(Records from a dataset)
++++++++++

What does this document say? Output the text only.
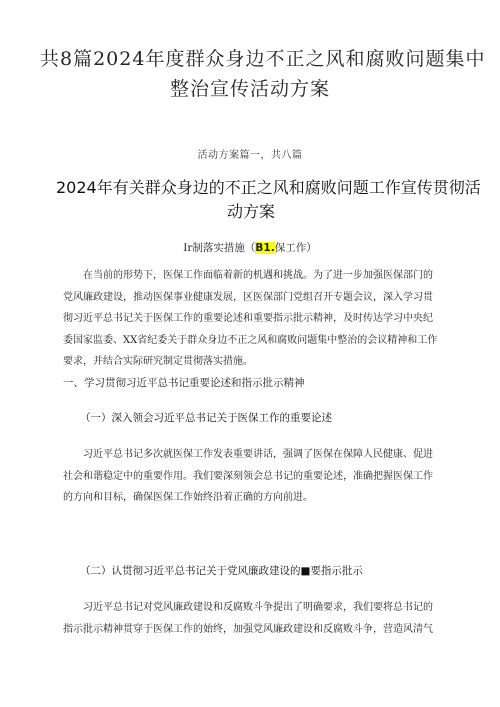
共8篇2024年度群众身边不正之风和腐败问题集中
整治宣传活动方案
活动方案篇一，共八篇
2024年有关群众身边的不正之风和腐败问题工作宣传贯彻活
动方案
Ir制落实措施（B1.保工作）
在当前的形势下，医保工作面临着新的机遇和挑战。为了进一步加强医保部门的
党风廉政建设，推动医保事业健康发展，区医保部门党组召开专题会议，深入学习贯
彻习近平总书记关于医保工作的重要论述和重要指示批示精神，及时传达学习中央纪
委国家监委、XX省纪委关于群众身边不正之风和腐败问题集中整治的会议精神和工作
要求，并结合实际研究制定贯彻落实措施。
一、学习贯彻习近平总书记重要论述和指示批示精神
（一）深入领会习近平总书记关于医保工作的重要论述
习近平总书记多次就医保工作发表重要讲话，强调了医保在保障人民健康、促进
社会和谐稳定中的重要作用。我们要深刻领会总书记的重要论述，准确把握医保工作
的方向和目标，确保医保工作始终沿着正确的方向前进。
（二）认贯彻习近平总书记关于党风廉政建设的■要指示批示
习近平总书记对党风廉政建设和反腐败斗争提出了明确要求，我们要将总书记的
指示批示精神贯穿于医保工作的始终，加强党风廉政建设和反腐败斗争，营造风清气
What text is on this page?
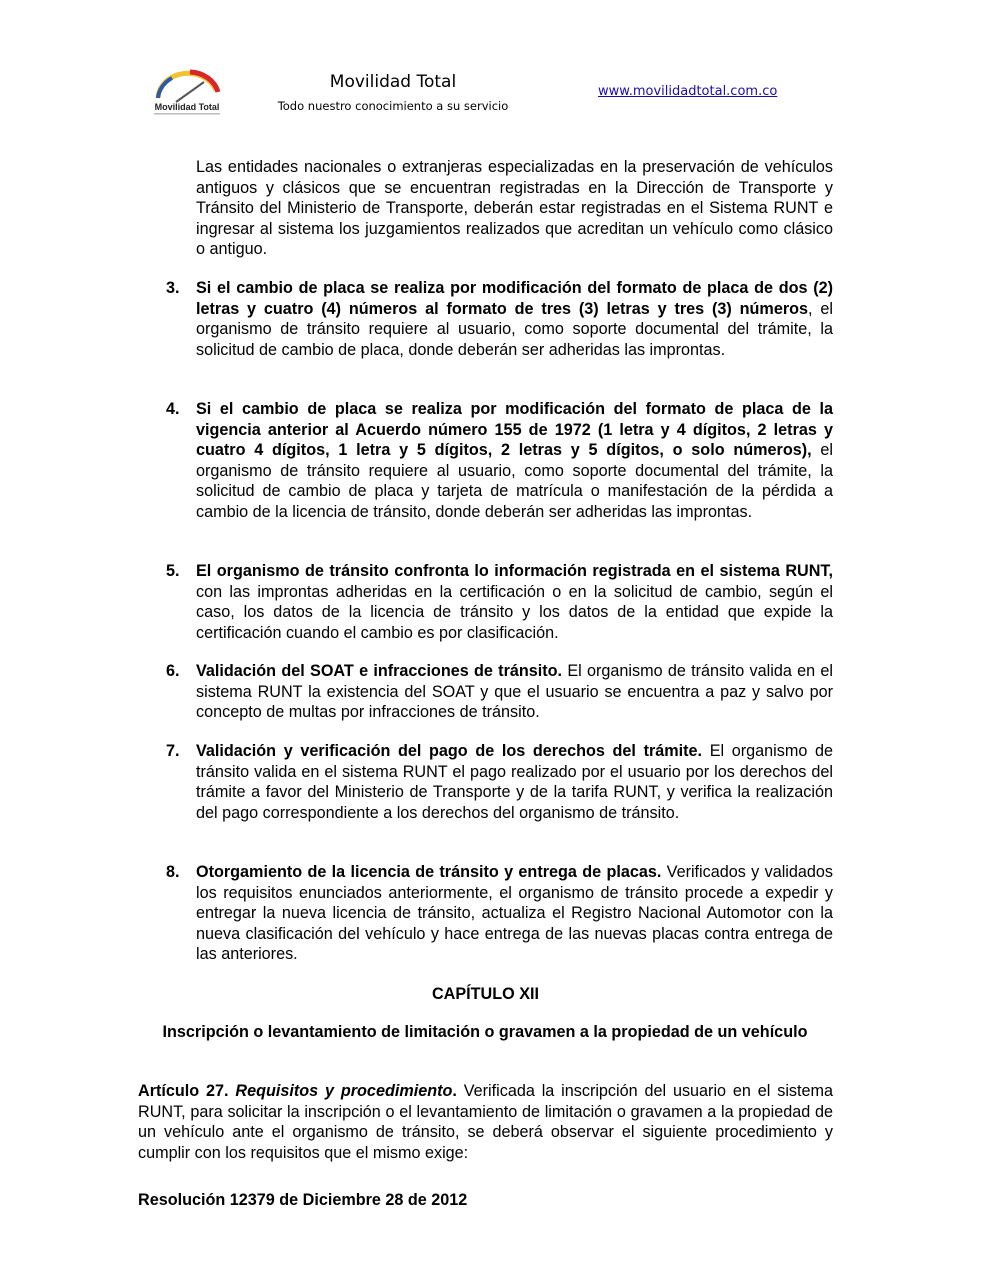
Movilidad Total
Movilidad Total
Todo nuestro conocimiento a su servicio
www.movilidadtotal.com.co

Las entidades nacionales o extranjeras especializadas en la preservación de vehículos antiguos y clásicos que se encuentran registradas en la Dirección de Transporte y Tránsito del Ministerio de Transporte, deberán estar registradas en el Sistema RUNT e ingresar al sistema los juzgamientos realizados que acreditan un vehículo como clásico o antiguo.

3. Si el cambio de placa se realiza por modificación del formato de placa de dos (2) letras y cuatro (4) números al formato de tres (3) letras y tres (3) números, el organismo de tránsito requiere al usuario, como soporte documental del trámite, la solicitud de cambio de placa, donde deberán ser adheridas las improntas.

4. Si el cambio de placa se realiza por modificación del formato de placa de la vigencia anterior al Acuerdo número 155 de 1972 (1 letra y 4 dígitos, 2 letras y cuatro 4 dígitos, 1 letra y 5 dígitos, 2 letras y 5 dígitos, o solo números), el organismo de tránsito requiere al usuario, como soporte documental del trámite, la solicitud de cambio de placa y tarjeta de matrícula o manifestación de la pérdida a cambio de la licencia de tránsito, donde deberán ser adheridas las improntas.

5. El organismo de tránsito confronta lo información registrada en el sistema RUNT, con las improntas adheridas en la certificación o en la solicitud de cambio, según el caso, los datos de la licencia de tránsito y los datos de la entidad que expide la certificación cuando el cambio es por clasificación.

6. Validación del SOAT e infracciones de tránsito. El organismo de tránsito valida en el sistema RUNT la existencia del SOAT y que el usuario se encuentra a paz y salvo por concepto de multas por infracciones de tránsito.

7. Validación y verificación del pago de los derechos del trámite. El organismo de tránsito valida en el sistema RUNT el pago realizado por el usuario por los derechos del trámite a favor del Ministerio de Transporte y de la tarifa RUNT, y verifica la realización del pago correspondiente a los derechos del organismo de tránsito.

8. Otorgamiento de la licencia de tránsito y entrega de placas. Verificados y validados los requisitos enunciados anteriormente, el organismo de tránsito procede a expedir y entregar la nueva licencia de tránsito, actualiza el Registro Nacional Automotor con la nueva clasificación del vehículo y hace entrega de las nuevas placas contra entrega de las anteriores.

CAPÍTULO XII
Inscripción o levantamiento de limitación o gravamen a la propiedad de un vehículo

Artículo 27. Requisitos y procedimiento. Verificada la inscripción del usuario en el sistema RUNT, para solicitar la inscripción o el levantamiento de limitación o gravamen a la propiedad de un vehículo ante el organismo de tránsito, se deberá observar el siguiente procedimiento y cumplir con los requisitos que el mismo exige:

Resolución 12379 de Diciembre 28 de 2012
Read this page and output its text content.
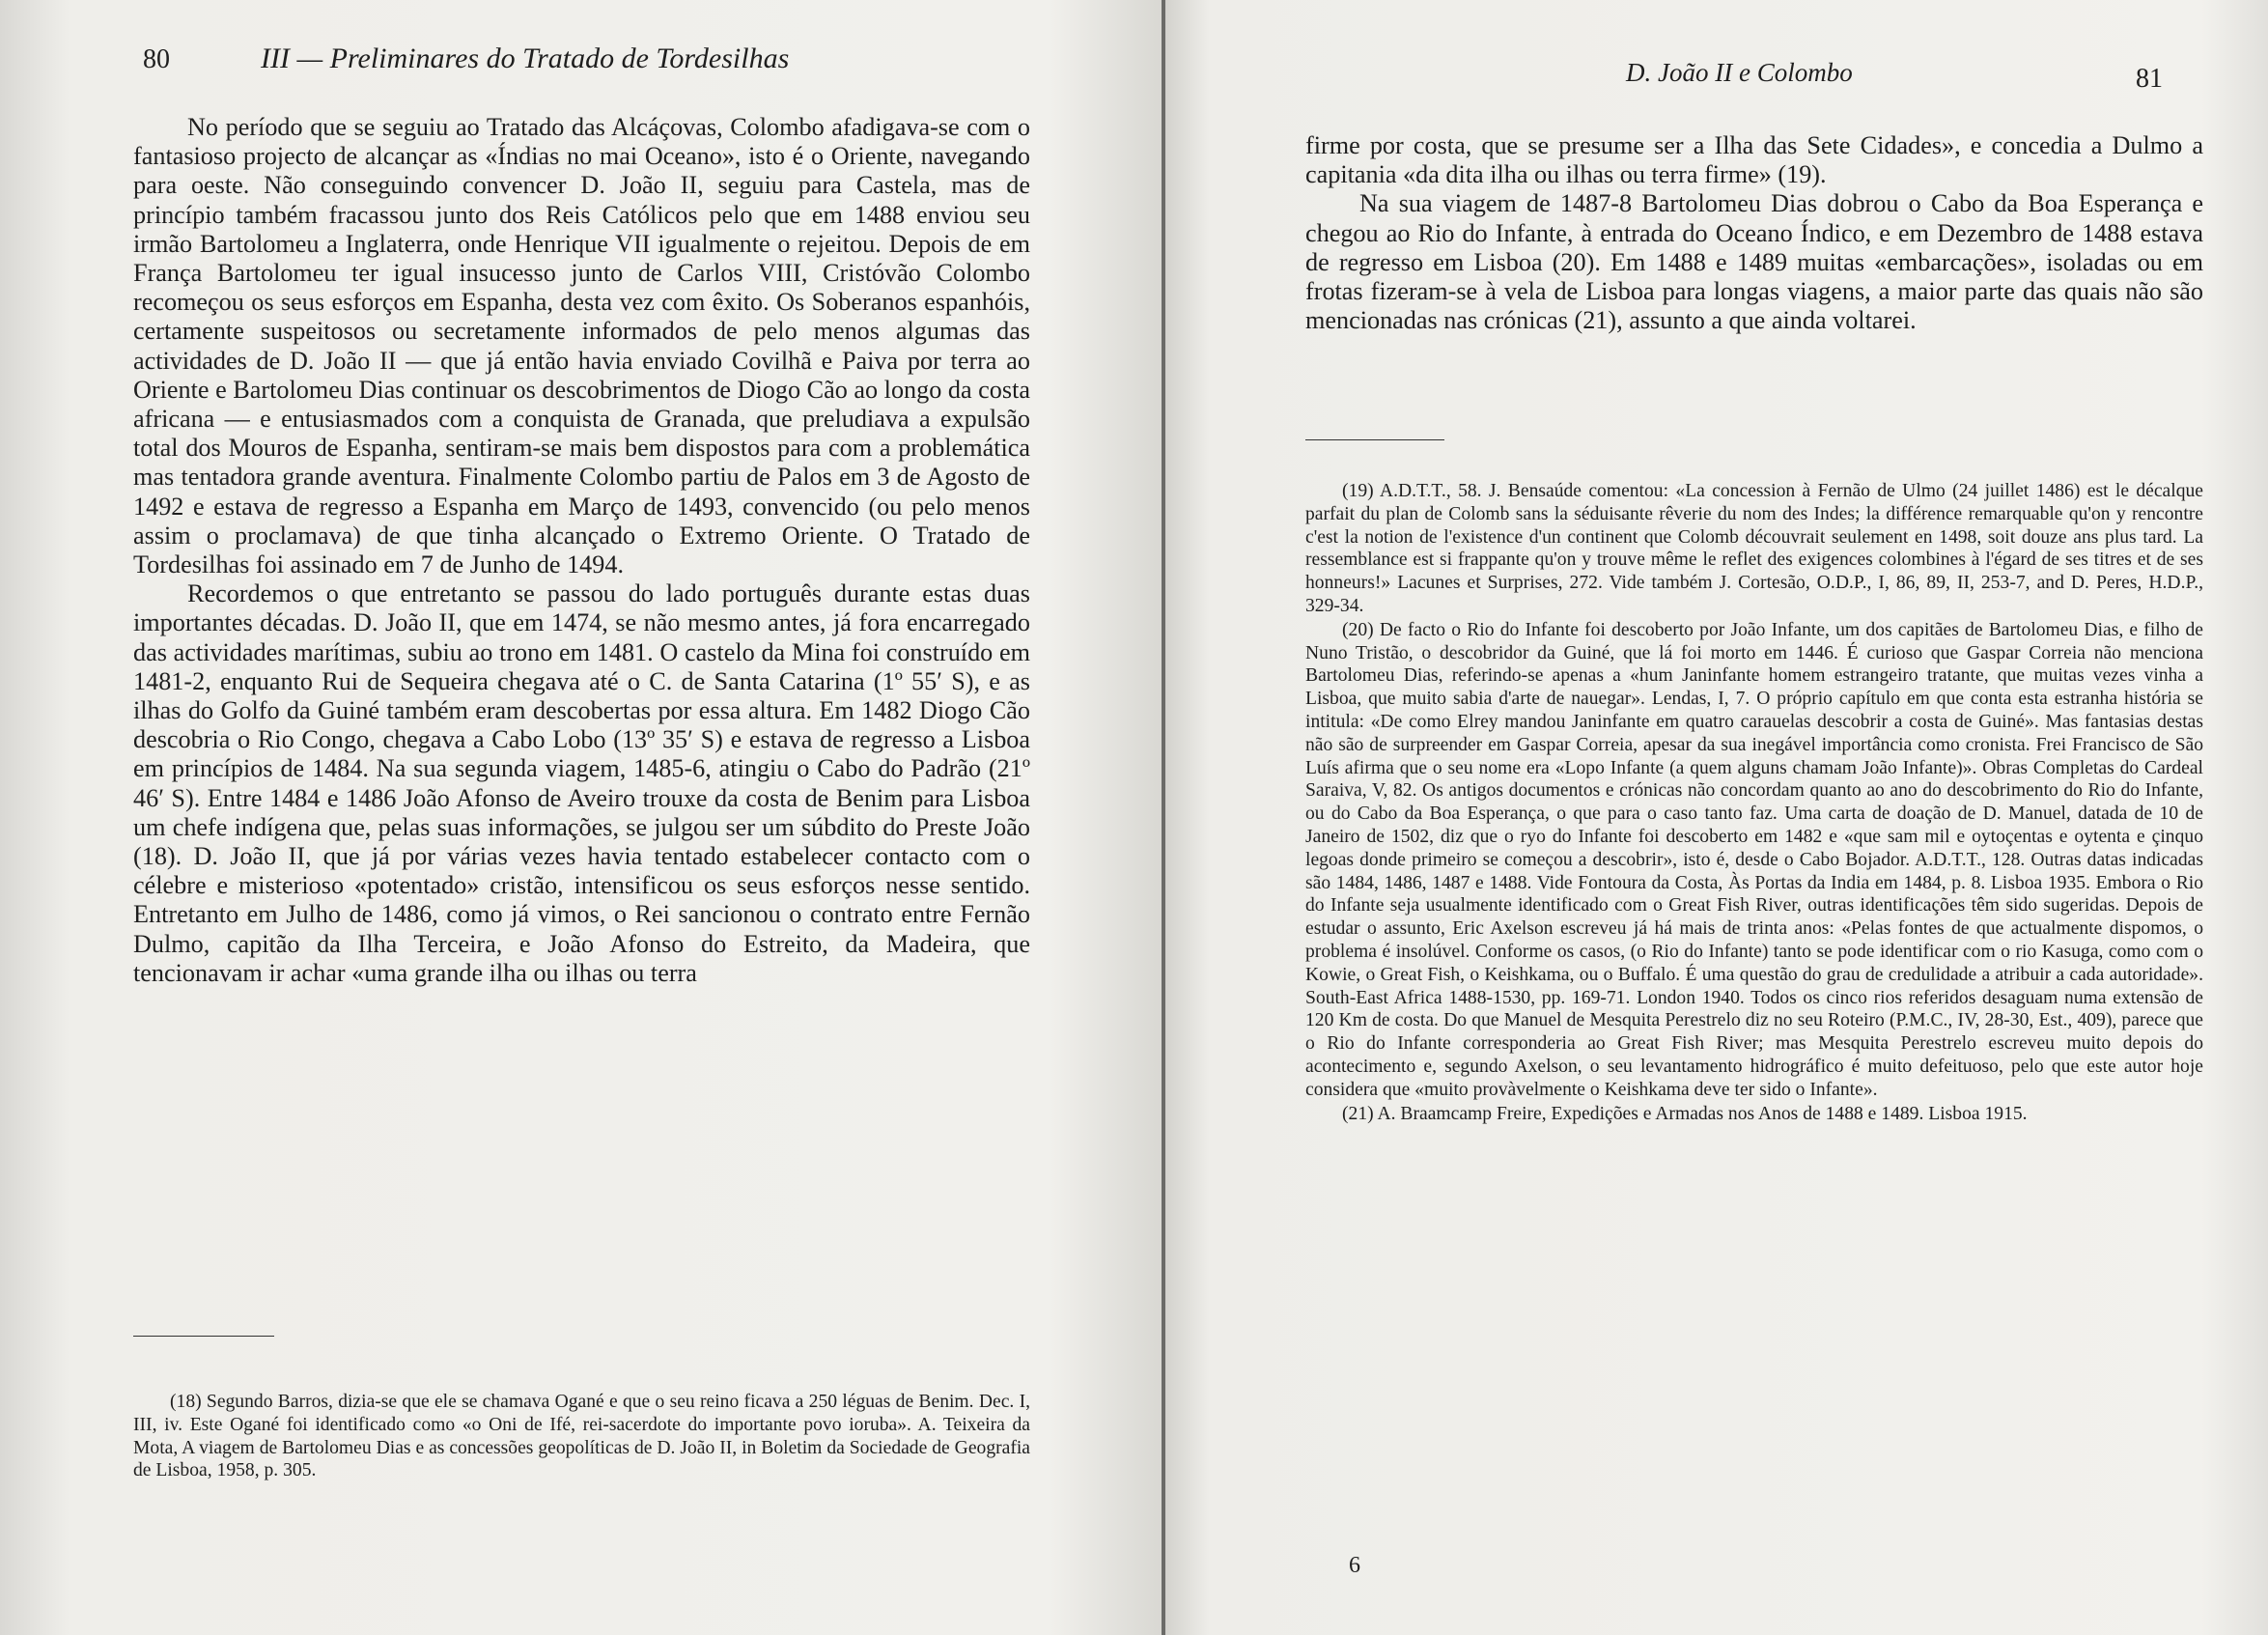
80	III — Preliminares do Tratado de Tordesilhas

No período que se seguiu ao Tratado das Alcáçovas, Colombo afadigava-se com o fantasioso projecto de alcançar as «Índias no mai Oceano», isto é o Oriente, navegando para oeste. Não conseguindo convencer D. João II, seguiu para Castela, mas de princípio também fracassou junto dos Reis Católicos pelo que em 1488 enviou seu irmão Bartolomeu a Inglaterra, onde Henrique VII igualmente o rejeitou. Depois de em França Bartolomeu ter igual insucesso junto de Carlos VIII, Cristóvão Colombo recomeçou os seus esforços em Espanha, desta vez com êxito. Os Soberanos espanhóis, certamente suspeitosos ou secretamente informados de pelo menos algumas das actividades de D. João II — que já então havia enviado Covilhã e Paiva por terra ao Oriente e Bartolomeu Dias continuar os descobrimentos de Diogo Cão ao longo da costa africana — e entusiasmados com a conquista de Granada, que preludiava a expulsão total dos Mouros de Espanha, sentiram-se mais bem dispostos para com a problemática mas tentadora grande aventura. Finalmente Colombo partiu de Palos em 3 de Agosto de 1492 e estava de regresso a Espanha em Março de 1493, convencido (ou pelo menos assim o proclamava) de que tinha alcançado o Extremo Oriente. O Tratado de Tordesilhas foi assinado em 7 de Junho de 1494.

Recordemos o que entretanto se passou do lado português durante estas duas importantes décadas. D. João II, que em 1474, se não mesmo antes, já fora encarregado das actividades marítimas, subiu ao trono em 1481. O castelo da Mina foi construído em 1481-2, enquanto Rui de Sequeira chegava até o C. de Santa Catarina (1º 55′ S), e as ilhas do Golfo da Guiné também eram descobertas por essa altura. Em 1482 Diogo Cão descobria o Rio Congo, chegava a Cabo Lobo (13º 35′ S) e estava de regresso a Lisboa em princípios de 1484. Na sua segunda viagem, 1485-6, atingiu o Cabo do Padrão (21º 46′ S). Entre 1484 e 1486 João Afonso de Aveiro trouxe da costa de Benim para Lisboa um chefe indígena que, pelas suas informações, se julgou ser um súbdito do Preste João (18). D. João II, que já por várias vezes havia tentado estabelecer contacto com o célebre e misterioso «potentado» cristão, intensificou os seus esforços nesse sentido. Entretanto em Julho de 1486, como já vimos, o Rei sancionou o contrato entre Fernão Dulmo, capitão da Ilha Terceira, e João Afonso do Estreito, da Madeira, que tencionavam ir achar «uma grande ilha ou ilhas ou terra

(18) Segundo Barros, dizia-se que ele se chamava Ogané e que o seu reino ficava a 250 léguas de Benim. Dec. I, III, iv. Este Ogané foi identificado como «o Oni de Ifé, rei-sacerdote do importante povo ioruba». A. Teixeira da Mota, A viagem de Bartolomeu Dias e as concessões geopolíticas de D. João II, in Boletim da Sociedade de Geografia de Lisboa, 1958, p. 305.

D. João II e Colombo	81

firme por costa, que se presume ser a Ilha das Sete Cidades», e concedia a Dulmo a capitania «da dita ilha ou ilhas ou terra firme» (19).

Na sua viagem de 1487-8 Bartolomeu Dias dobrou o Cabo da Boa Esperança e chegou ao Rio do Infante, à entrada do Oceano Índico, e em Dezembro de 1488 estava de regresso em Lisboa (20). Em 1488 e 1489 muitas «embarcações», isoladas ou em frotas fizeram-se à vela de Lisboa para longas viagens, a maior parte das quais não são mencionadas nas crónicas (21), assunto a que ainda voltarei.

(19) A.D.T.T., 58. J. Bensaúde comentou: «La concession à Fernão de Ulmo (24 juillet 1486) est le décalque parfait du plan de Colomb sans la séduisante rêverie du nom des Indes; la différence remarquable qu'on y rencontre c'est la notion de l'existence d'un continent que Colomb découvrait seulement en 1498, soit douze ans plus tard. La ressemblance est si frappante qu'on y trouve même le reflet des exigences colombines à l'égard de ses titres et de ses honneurs!» Lacunes et Surprises, 272. Vide também J. Cortesão, O.D.P., I, 86, 89, II, 253-7, and D. Peres, H.D.P., 329-34.

(20) De facto o Rio do Infante foi descoberto por João Infante, um dos capitães de Bartolomeu Dias, e filho de Nuno Tristão, o descobridor da Guiné, que lá foi morto em 1446. É curioso que Gaspar Correia não menciona Bartolomeu Dias, referindo-se apenas a «hum Janinfante homem estrangeiro tratante, que muitas vezes vinha a Lisboa, que muito sabia d'arte de nauegar». Lendas, I, 7. O próprio capítulo em que conta esta estranha história se intitula: «De como Elrey mandou Janinfante em quatro carauelas descobrir a costa de Guiné». Mas fantasias destas não são de surpreender em Gaspar Correia, apesar da sua inegável importância como cronista. Frei Francisco de São Luís afirma que o seu nome era «Lopo Infante (a quem alguns chamam João Infante)». Obras Completas do Cardeal Saraiva, V, 82. Os antigos documentos e crónicas não concordam quanto ao ano do descobrimento do Rio do Infante, ou do Cabo da Boa Esperança, o que para o caso tanto faz. Uma carta de doação de D. Manuel, datada de 10 de Janeiro de 1502, diz que o ryo do Infante foi descoberto em 1482 e «que sam mil e oytoçentas e oytenta e çinquo legoas donde primeiro se começou a descobrir», isto é, desde o Cabo Bojador. A.D.T.T., 128. Outras datas indicadas são 1484, 1486, 1487 e 1488. Vide Fontoura da Costa, Às Portas da India em 1484, p. 8. Lisboa 1935. Embora o Rio do Infante seja usualmente identificado com o Great Fish River, outras identificações têm sido sugeridas. Depois de estudar o assunto, Eric Axelson escreveu já há mais de trinta anos: «Pelas fontes de que actualmente dispomos, o problema é insolúvel. Conforme os casos, (o Rio do Infante) tanto se pode identificar com o rio Kasuga, como com o Kowie, o Great Fish, o Keishkama, ou o Buffalo. É uma questão do grau de credulidade a atribuir a cada autoridade». South-East Africa 1488-1530, pp. 169-71. London 1940. Todos os cinco rios referidos desaguam numa extensão de 120 Km de costa. Do que Manuel de Mesquita Perestrelo diz no seu Roteiro (P.M.C., IV, 28-30, Est., 409), parece que o Rio do Infante corresponderia ao Great Fish River; mas Mesquita Perestrelo escreveu muito depois do acontecimento e, segundo Axelson, o seu levantamento hidrográfico é muito defeituoso, pelo que este autor hoje considera que «muito provàvelmente o Keishkama deve ter sido o Infante».

(21) A. Braamcamp Freire, Expedições e Armadas nos Anos de 1488 e 1489. Lisboa 1915.

6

++++++++++

Determine the number of lines in the entries above where the string "limitación" appears. Answer with the number alone.

2